TO DO: Every line holding the word "สถานการณ" counts once. Give the total, nothing more.

SOURCE MATERIAL:
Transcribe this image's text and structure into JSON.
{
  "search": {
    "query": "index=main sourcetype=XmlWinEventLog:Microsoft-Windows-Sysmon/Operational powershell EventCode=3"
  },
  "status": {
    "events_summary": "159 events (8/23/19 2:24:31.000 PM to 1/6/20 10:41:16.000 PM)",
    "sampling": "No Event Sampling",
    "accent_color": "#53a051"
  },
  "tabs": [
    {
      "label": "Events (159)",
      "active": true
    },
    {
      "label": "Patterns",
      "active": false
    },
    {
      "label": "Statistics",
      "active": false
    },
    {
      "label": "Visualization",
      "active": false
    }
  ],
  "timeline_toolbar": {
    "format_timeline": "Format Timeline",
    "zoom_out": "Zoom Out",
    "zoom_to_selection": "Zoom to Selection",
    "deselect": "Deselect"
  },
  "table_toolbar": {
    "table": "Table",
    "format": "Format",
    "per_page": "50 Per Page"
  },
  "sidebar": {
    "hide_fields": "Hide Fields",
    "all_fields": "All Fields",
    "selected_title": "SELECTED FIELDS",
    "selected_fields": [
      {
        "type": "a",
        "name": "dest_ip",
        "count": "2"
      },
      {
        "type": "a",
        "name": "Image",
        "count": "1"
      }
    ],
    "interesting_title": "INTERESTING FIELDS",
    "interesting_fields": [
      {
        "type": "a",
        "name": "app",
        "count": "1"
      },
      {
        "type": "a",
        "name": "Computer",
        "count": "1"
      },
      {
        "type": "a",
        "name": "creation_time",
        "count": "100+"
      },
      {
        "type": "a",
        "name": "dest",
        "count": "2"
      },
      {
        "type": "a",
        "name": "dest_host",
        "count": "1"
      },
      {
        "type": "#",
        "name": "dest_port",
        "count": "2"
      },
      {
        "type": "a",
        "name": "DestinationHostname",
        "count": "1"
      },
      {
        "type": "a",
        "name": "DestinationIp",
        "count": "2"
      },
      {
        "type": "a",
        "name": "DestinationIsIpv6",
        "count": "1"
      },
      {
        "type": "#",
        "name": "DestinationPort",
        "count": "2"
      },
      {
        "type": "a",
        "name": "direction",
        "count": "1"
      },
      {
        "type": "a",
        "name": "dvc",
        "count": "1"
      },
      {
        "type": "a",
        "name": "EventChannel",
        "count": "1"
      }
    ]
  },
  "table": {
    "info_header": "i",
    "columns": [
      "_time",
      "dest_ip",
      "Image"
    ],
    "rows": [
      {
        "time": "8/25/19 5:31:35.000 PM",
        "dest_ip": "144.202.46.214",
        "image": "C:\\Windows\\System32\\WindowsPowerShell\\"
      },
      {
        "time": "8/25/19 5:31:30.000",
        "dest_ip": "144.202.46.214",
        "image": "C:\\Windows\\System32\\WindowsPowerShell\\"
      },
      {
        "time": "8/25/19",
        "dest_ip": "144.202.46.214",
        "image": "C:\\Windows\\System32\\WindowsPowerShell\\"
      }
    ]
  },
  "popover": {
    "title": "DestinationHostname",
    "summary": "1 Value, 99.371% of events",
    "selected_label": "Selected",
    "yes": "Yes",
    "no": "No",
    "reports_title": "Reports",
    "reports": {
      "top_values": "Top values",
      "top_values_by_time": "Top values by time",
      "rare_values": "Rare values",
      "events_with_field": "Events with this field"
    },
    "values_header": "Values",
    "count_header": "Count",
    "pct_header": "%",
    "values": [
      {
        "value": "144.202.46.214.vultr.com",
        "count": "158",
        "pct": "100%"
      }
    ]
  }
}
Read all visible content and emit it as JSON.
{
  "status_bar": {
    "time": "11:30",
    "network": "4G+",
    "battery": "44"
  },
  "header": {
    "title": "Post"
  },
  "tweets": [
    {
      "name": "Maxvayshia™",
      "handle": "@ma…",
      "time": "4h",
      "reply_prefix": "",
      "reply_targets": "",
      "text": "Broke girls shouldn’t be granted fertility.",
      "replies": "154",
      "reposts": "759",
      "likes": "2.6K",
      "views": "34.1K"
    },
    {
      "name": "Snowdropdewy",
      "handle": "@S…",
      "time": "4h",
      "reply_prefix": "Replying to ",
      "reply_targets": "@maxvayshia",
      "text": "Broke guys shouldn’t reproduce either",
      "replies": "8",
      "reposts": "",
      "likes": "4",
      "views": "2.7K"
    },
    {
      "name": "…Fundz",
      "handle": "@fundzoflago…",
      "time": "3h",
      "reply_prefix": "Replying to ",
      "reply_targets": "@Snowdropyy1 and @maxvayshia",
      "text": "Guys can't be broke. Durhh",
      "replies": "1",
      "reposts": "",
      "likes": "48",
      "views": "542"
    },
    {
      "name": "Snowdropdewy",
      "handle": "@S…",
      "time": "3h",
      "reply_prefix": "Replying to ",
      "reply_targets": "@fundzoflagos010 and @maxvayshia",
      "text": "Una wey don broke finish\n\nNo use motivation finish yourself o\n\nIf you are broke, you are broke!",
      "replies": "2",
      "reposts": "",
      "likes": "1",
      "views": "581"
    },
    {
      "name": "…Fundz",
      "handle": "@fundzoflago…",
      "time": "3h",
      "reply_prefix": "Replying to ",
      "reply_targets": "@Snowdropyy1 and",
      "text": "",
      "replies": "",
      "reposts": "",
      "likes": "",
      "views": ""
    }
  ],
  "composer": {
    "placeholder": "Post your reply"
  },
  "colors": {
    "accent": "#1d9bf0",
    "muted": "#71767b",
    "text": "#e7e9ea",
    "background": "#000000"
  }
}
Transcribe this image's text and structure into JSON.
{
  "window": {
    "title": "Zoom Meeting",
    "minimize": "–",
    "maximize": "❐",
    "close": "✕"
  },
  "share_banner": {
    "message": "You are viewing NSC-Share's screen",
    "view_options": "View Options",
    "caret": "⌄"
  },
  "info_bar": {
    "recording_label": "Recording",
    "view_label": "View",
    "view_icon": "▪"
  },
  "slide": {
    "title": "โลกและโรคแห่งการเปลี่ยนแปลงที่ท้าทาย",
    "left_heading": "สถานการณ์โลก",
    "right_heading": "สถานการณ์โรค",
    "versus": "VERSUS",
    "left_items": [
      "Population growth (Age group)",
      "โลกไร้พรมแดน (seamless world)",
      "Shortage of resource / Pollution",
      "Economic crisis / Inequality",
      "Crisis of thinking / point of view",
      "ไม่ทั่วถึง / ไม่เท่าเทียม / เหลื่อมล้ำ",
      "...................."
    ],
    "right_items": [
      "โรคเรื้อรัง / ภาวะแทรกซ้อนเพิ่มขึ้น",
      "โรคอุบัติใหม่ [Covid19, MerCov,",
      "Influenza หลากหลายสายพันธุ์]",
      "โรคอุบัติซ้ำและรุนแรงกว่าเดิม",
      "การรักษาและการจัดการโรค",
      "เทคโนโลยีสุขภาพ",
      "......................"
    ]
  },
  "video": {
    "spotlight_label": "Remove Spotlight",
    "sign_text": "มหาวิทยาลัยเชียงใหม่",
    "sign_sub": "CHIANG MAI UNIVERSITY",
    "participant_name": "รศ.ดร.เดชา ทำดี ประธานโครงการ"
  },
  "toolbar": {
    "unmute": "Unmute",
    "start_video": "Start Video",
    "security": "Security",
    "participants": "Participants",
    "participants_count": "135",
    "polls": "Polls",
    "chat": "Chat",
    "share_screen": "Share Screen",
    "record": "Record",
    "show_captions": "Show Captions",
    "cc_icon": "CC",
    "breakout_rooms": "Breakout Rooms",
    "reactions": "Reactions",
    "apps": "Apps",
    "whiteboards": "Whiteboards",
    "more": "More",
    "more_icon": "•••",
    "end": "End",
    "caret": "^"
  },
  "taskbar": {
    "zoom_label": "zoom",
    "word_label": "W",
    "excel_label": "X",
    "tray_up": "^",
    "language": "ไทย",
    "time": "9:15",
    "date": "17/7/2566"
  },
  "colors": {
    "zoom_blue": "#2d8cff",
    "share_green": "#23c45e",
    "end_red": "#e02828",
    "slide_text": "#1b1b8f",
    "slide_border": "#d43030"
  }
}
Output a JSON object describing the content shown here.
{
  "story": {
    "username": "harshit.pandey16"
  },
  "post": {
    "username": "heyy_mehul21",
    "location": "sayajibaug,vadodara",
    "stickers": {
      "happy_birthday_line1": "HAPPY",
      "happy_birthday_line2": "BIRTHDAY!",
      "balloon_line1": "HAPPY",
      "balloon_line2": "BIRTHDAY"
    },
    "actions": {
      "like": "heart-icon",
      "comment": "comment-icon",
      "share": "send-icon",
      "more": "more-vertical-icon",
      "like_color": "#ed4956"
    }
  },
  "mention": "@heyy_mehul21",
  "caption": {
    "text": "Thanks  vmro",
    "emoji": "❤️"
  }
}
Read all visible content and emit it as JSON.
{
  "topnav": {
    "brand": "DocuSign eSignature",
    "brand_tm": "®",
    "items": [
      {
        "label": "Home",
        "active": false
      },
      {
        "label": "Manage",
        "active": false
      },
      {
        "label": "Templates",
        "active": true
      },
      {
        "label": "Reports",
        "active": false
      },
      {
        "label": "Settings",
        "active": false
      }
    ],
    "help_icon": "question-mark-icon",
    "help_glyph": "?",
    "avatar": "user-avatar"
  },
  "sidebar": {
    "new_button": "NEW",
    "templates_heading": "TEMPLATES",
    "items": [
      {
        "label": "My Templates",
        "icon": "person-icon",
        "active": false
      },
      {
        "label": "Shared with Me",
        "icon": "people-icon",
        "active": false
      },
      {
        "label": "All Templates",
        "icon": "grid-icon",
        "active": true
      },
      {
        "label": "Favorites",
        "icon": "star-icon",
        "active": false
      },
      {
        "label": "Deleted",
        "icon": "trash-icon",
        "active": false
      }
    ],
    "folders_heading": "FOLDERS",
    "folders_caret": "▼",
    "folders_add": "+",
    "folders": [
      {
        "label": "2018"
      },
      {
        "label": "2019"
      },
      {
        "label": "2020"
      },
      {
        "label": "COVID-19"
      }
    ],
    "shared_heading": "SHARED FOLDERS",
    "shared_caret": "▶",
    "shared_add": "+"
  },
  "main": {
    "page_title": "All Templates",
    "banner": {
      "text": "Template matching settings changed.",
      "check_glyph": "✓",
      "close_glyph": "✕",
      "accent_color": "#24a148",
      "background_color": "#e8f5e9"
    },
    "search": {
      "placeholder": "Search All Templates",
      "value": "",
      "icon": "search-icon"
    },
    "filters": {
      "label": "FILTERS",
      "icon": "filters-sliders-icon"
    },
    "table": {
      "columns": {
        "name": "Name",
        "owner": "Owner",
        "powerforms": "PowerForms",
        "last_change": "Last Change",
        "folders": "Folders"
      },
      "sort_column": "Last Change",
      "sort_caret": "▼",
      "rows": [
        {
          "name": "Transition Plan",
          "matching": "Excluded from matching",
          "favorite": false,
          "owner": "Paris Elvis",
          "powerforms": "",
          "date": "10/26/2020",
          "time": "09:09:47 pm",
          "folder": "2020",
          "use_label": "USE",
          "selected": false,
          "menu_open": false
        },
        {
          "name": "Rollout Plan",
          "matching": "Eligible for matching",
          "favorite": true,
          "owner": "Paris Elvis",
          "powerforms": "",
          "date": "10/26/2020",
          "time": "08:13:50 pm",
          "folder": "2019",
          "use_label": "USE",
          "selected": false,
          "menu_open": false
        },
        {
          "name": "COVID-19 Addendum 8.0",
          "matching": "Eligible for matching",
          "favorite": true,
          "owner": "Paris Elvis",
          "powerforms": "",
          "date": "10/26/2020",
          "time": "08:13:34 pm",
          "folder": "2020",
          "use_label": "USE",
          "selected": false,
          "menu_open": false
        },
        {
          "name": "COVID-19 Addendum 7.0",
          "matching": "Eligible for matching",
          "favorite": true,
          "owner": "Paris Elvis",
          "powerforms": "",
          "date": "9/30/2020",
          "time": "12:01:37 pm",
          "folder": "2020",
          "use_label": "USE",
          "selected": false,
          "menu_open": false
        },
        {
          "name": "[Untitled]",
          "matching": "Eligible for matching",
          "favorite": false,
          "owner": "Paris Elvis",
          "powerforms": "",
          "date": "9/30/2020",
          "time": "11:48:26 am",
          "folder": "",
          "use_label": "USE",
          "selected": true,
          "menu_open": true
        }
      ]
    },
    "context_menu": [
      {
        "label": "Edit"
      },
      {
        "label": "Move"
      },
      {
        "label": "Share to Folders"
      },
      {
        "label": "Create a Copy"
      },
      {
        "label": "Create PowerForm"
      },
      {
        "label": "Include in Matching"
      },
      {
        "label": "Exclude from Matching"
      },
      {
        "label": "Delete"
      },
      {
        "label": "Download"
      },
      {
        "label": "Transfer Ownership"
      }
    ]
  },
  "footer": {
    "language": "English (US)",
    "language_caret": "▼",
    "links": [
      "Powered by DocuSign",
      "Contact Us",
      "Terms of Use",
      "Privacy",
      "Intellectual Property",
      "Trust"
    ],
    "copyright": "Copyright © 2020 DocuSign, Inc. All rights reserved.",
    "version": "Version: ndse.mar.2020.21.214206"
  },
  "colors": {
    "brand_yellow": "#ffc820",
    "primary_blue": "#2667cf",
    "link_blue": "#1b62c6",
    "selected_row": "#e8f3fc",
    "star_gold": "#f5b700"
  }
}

PROBLEM SOLUTION: 2